→ **RECORD SET**
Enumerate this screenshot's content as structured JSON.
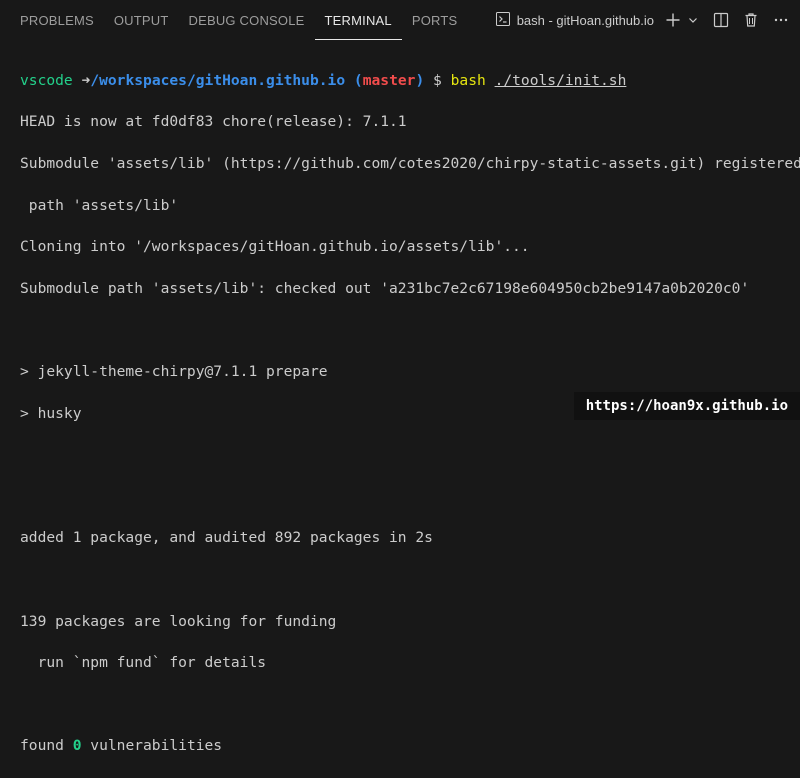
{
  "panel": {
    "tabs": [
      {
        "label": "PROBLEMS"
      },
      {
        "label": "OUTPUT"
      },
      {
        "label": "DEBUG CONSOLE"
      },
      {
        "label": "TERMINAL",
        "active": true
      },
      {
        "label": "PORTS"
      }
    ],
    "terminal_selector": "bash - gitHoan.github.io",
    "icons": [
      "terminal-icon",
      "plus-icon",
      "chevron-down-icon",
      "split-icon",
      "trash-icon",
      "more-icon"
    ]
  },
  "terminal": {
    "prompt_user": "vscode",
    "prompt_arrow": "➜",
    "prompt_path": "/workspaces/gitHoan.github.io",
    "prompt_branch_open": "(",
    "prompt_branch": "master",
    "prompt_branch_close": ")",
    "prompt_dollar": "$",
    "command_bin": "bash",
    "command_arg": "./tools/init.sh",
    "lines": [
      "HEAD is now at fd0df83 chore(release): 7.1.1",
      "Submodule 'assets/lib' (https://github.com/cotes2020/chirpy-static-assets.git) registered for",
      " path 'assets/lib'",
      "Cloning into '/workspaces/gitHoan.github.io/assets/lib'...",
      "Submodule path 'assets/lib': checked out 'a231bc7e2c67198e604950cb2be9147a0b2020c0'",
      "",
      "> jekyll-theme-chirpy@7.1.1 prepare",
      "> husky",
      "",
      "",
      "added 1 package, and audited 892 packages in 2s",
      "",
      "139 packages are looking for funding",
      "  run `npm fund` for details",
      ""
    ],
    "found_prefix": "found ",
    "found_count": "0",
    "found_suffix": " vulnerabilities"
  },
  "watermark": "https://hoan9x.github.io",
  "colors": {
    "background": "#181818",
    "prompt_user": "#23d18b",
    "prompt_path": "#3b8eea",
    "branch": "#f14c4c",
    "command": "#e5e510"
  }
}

→ **DO THIS**
Scan the data above and copy every line with "gitHoan" in it.

→ **TASK OUTPUT**
    "terminal_selector": "bash - gitHoan.github.io",
    "prompt_path": "/workspaces/gitHoan.github.io",
      "Cloning into '/workspaces/gitHoan.github.io/assets/lib'...",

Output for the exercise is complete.